## Aim 1
In the profile of Myat Kaung Min, how long after first conceiving the idea did he plan to have his business up and running?
## Aim 2
Which organizations are named in the profile of Myat Kaung Min? List all of them.

## Text excerpt
((
Myat Kaung Min

Jessica Mudditt talks with Myat Kaung Min, Managing Director of men’s tailor’s Scott & Co. about the changing face of fashion in Myanmar.

Myat Kaung Min was interning at Yoma Strategic Holdings when he was struck with an idea for a new business. “My trousers were loose so I took them to a tailor’s and asked for them to be fixed. The tailor messed it up completely – they came back looking like farmer’s pants, with the hem way above my ankles.”

Needless to say the trousers never saw the light of day again, but the experience convinced Myat Kaung Min that there was a gap in Yangon’s market for a premium tailor. He set about finding investors and was determined to have his business up and running according to the schedule he set – which was just three months after first conceiving the idea. fashio-fusion

“I’m a stickler for meeting timelines – by hook or by crook I told myself it would happen. I even waited outside an investor’s house for a couple of hours just to get a signature on the paperwork. I made it happen because I don’t like things to drag along. That’s the way things work in Myanmar, so you need to be thick skinned if you want to do things differently,” he told InDepth.

Part of the urgency was driven by an awareness that the clock is ticking towards the beginning of Myanmar’s involvement in the ASEAN Economic Community (AEC).
))
## Stored rows
((
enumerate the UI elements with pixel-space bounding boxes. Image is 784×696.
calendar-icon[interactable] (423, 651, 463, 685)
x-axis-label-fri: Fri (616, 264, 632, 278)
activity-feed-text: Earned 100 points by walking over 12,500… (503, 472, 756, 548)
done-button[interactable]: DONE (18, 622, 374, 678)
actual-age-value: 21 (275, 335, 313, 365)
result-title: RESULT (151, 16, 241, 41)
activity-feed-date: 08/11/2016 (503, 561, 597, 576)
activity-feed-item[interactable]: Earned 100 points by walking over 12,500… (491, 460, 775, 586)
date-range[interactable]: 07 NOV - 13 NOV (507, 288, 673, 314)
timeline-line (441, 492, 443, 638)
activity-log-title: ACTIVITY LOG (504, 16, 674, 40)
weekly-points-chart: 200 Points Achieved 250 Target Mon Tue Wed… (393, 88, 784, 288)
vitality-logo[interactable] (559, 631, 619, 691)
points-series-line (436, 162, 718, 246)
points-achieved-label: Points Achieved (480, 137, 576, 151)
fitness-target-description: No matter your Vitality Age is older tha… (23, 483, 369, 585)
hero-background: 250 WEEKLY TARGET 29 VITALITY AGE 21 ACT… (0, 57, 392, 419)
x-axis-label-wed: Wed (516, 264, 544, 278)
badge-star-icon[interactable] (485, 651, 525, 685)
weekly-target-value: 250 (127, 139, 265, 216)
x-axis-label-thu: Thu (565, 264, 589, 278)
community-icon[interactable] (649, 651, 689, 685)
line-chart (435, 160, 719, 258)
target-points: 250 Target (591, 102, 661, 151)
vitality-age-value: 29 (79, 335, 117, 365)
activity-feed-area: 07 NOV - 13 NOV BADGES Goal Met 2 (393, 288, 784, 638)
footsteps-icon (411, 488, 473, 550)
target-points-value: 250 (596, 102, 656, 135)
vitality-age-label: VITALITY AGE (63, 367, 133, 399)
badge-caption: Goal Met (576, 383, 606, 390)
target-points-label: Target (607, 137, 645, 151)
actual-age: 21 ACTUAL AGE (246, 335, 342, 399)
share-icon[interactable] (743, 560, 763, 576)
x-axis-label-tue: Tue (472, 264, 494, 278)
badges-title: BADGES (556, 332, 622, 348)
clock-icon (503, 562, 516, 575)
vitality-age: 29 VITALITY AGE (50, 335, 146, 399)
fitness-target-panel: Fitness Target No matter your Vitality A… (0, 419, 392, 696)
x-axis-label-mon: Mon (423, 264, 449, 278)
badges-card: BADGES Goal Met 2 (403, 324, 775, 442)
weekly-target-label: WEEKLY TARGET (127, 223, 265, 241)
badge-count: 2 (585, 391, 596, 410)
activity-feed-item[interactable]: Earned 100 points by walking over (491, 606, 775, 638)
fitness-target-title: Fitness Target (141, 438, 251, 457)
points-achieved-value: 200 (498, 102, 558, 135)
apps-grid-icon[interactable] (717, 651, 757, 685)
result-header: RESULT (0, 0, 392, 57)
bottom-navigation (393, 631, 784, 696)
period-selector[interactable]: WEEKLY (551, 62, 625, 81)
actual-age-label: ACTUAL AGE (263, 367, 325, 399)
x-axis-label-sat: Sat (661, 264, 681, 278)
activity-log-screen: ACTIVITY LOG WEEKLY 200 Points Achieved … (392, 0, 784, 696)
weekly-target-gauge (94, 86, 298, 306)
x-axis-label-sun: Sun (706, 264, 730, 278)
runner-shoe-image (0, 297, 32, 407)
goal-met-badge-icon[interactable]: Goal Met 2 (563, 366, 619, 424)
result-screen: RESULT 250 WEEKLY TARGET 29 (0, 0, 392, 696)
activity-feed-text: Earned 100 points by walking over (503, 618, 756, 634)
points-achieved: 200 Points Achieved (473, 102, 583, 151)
))
((
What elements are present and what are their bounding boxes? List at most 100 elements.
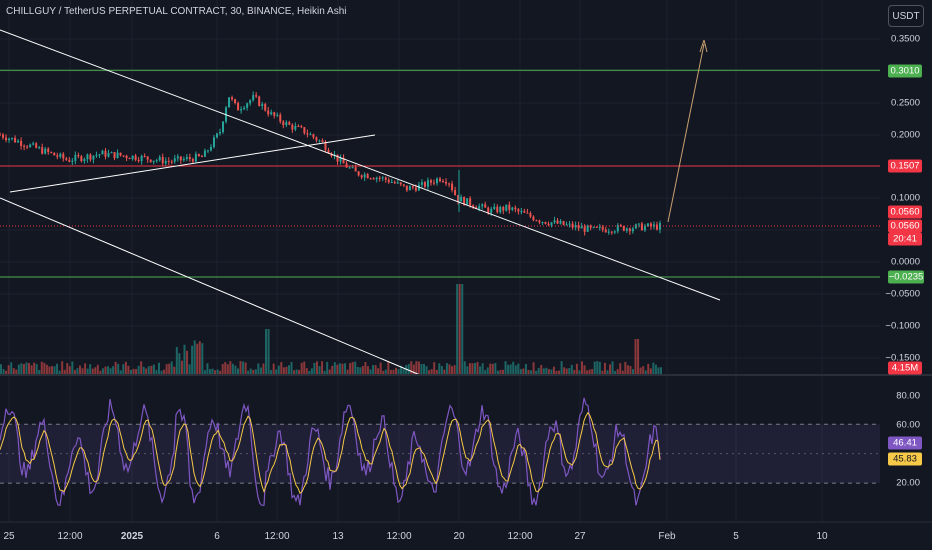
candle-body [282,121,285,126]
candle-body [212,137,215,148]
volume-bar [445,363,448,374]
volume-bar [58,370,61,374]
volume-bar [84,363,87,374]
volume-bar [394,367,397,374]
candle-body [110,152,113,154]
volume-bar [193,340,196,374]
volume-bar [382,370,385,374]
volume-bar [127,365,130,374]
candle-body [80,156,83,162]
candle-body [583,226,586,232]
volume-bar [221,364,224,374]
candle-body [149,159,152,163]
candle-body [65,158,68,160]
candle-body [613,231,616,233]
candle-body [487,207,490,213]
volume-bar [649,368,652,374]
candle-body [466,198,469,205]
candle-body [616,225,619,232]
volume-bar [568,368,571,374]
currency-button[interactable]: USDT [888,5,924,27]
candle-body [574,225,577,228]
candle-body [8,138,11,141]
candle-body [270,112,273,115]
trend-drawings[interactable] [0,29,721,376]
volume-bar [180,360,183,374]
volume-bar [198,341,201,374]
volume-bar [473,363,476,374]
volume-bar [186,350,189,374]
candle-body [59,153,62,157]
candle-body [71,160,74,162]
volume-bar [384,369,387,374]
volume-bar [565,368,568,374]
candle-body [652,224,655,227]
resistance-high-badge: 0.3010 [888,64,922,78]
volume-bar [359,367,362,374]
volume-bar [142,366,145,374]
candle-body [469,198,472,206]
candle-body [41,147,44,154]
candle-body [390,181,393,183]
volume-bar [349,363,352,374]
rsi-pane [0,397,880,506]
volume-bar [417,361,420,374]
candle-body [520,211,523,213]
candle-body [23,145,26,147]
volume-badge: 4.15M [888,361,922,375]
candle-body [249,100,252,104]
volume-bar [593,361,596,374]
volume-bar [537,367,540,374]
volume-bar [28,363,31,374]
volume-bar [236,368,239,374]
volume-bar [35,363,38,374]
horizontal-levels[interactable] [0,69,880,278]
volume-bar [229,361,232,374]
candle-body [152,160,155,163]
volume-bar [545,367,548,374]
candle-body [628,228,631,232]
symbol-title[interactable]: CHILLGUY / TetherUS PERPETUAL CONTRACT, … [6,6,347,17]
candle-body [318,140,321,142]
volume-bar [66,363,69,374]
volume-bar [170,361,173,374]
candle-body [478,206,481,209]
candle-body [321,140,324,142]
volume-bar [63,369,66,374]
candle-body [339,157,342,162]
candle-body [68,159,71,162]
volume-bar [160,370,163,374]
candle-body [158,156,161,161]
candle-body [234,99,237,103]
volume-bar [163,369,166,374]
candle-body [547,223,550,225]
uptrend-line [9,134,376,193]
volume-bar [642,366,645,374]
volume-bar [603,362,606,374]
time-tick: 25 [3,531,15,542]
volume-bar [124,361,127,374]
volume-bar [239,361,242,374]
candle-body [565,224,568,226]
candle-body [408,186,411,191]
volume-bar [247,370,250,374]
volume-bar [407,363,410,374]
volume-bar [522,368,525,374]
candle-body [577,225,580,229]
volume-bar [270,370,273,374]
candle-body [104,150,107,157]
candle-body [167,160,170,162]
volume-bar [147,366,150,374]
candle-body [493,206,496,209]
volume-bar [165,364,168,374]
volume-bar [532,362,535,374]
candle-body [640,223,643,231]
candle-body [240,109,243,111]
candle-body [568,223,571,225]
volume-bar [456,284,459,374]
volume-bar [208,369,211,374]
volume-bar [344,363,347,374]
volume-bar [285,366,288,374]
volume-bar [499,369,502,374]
))
## Final answer 1
Three months after first conceiving the idea.

## Final answer 2
Scott & Co., Yoma Strategic Holdings, InDepth, ASEAN Economic Community (AEC)